----- Reading passage
Washington, DC, United States (4E) – Contractors of the Obamacare online enrollment website were on the hot seat at a House panel hearing on Thursday as lawmakers sought answers to the HealthCare.gov’s launching fiasco.
Executives of the CGI Federal and Quality Software Services, Inc. (QSSI), two of four developers of the website, told the House Energy and Commerce Committee the portal, where residents of 36 states can sign up for private insurance under the Affordable Care Act, was not adequately tested before its rollout on Oct. 1.
Millions of uninsured people had trouble registering and choosing coverage at the online health insurance marketplace. Many users could not enroll or encountered errors. The website is currently semifunctional as the White House invited IT experts to fix the glitches.
At the start of the hearing, committee chairman Fred Upton (R-Mich.) chastised the contractors for assuring the panel in mid-September hearing that the website was fine and ready to go. Rep. Anna Eshoo (D-Calif.) saw a lame excuse by the contractors as she cited that many websites with far bigger traffic, including Amazon and eBay, don’t crash during peak usage.
CGI Vice President Cheryl Campbell said told the panel that end-to-end testing of HealthCare.gov occurred only in the last two weeks of September.
Andrew Slavitt, an executive vice president of QSSI owner Optum, said the integrated testing did not occur “until the last few days” before the launch. He said that test should have been done months in advance.
----------
----- Record excerpts
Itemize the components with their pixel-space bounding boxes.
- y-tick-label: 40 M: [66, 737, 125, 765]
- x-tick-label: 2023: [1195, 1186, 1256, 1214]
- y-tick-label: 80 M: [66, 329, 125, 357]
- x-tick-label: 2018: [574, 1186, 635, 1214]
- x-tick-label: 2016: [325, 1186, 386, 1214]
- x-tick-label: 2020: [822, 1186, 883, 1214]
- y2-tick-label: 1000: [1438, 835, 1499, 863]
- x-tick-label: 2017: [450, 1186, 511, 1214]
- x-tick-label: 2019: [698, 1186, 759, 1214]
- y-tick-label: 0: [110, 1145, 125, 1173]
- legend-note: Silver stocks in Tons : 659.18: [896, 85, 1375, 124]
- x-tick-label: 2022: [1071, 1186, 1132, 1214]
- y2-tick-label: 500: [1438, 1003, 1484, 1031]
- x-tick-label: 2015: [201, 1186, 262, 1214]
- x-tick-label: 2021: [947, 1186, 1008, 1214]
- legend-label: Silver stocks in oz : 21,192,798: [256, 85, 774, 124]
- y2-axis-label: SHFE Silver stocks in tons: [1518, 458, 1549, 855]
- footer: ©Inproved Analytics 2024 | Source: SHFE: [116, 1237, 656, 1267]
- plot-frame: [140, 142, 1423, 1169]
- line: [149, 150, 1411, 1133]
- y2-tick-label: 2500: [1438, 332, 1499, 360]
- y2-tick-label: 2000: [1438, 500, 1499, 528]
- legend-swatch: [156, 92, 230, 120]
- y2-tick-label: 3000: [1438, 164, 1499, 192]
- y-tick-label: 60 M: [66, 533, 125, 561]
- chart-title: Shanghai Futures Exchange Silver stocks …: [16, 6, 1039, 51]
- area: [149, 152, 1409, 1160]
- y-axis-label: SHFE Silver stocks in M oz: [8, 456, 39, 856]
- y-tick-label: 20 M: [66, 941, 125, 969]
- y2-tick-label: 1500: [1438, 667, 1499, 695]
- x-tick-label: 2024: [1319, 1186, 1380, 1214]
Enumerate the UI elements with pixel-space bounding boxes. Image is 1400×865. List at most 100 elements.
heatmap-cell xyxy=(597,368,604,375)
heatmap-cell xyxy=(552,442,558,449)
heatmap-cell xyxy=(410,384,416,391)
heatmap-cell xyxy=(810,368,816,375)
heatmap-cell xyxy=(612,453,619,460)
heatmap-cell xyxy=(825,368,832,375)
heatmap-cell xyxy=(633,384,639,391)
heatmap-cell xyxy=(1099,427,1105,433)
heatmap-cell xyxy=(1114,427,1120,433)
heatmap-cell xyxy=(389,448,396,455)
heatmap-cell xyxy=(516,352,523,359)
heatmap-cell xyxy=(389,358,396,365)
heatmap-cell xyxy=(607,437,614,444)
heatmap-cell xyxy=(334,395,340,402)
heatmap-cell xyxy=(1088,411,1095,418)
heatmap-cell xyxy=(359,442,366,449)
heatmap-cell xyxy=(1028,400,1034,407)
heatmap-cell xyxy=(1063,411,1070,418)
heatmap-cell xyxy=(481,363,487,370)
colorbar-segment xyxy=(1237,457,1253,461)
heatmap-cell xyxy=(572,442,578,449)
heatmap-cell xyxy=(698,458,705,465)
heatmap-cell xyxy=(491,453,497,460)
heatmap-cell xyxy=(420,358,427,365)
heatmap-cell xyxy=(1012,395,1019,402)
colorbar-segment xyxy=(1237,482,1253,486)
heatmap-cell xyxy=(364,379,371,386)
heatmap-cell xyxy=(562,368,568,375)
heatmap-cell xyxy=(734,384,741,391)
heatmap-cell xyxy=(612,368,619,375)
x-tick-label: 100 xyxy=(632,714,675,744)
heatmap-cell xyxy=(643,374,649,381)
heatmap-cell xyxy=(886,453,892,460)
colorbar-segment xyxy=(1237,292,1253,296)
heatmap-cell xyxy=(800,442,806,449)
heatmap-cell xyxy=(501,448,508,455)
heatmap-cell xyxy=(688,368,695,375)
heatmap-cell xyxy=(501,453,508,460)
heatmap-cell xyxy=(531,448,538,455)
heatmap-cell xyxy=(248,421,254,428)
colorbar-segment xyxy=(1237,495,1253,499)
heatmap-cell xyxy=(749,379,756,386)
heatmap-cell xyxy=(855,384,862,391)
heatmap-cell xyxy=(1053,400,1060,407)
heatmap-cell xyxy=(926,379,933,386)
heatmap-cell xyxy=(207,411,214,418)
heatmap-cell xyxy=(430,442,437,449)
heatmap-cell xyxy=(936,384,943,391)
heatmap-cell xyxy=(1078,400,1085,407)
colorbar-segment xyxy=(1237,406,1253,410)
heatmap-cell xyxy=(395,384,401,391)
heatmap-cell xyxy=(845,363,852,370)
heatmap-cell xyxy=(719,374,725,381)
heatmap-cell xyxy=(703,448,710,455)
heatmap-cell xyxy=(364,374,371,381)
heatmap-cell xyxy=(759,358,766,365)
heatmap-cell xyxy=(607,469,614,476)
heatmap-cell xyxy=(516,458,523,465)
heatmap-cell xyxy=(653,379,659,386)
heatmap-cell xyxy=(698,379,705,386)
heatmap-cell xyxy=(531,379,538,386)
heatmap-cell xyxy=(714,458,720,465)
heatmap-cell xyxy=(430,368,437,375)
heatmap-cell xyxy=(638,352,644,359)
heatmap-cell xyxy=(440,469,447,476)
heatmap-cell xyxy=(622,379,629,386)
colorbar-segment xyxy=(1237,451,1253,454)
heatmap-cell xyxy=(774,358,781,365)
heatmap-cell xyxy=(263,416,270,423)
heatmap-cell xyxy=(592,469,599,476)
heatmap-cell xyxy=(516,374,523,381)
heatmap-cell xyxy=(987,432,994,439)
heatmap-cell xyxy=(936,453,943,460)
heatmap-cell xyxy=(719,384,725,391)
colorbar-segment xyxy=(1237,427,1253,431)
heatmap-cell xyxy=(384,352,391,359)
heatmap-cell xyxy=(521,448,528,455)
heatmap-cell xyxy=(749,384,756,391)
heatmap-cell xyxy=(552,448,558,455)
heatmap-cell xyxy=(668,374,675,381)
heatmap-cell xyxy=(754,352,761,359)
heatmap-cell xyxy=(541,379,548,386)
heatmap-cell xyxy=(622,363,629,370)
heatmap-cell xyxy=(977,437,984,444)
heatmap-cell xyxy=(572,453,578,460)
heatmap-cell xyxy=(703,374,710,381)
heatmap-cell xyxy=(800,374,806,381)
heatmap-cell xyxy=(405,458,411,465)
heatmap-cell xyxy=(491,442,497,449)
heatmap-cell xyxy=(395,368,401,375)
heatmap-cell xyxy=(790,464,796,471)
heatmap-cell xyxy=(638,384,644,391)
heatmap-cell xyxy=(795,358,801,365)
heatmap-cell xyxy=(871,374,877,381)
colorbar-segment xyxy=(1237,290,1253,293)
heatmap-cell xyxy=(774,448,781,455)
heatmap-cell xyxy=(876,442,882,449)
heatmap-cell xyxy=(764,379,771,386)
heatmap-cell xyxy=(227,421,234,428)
----------
## What this exercise asks
- a) List every person named in the news article on the HealthCare.gov hearing, with the role or affiliation the article gives each one.
- b) Continue the news article on the HealthCare.gov hearing with a few more paragraphs, starting after its final sentence.

## Results
- a)
- Fred Upton: committee chairman (R-Mich.)
- Anna Eshoo: Representative (D-Calif.)
- Cheryl Campbell: CGI Vice President
- Andrew Slavitt: executive vice president of QSSI owner Optum

- b)
Campbell and Slavitt admitted systems crash, failures and risk during the testing but did not recommend to the Centers for Medicare and Medicaid Services (CMS) to delay the launch. Campbell said the decision to go live was up to the CMS.
Campbell said the system is technically working and assured it will get better going forward to allow customers to beat the deadline for Obamacare enrollment by Feb. 15. All Americans are required to have insurance coverage under the Obamacare by March 31 to avoid paying a fine.
“People are enrolling, but people will be able to enroll at a faster pace. Their experience will improve,” said Campbell, according to The Hill.
Meanwhile, the panel learned that the price of the CGI contract was actually higher than what the Government Accountability Office reported in June. Campbell said the CGI contract amounted to $290 million and the company has received $112 million to date. Slavitt said QSSI received $85 million so far.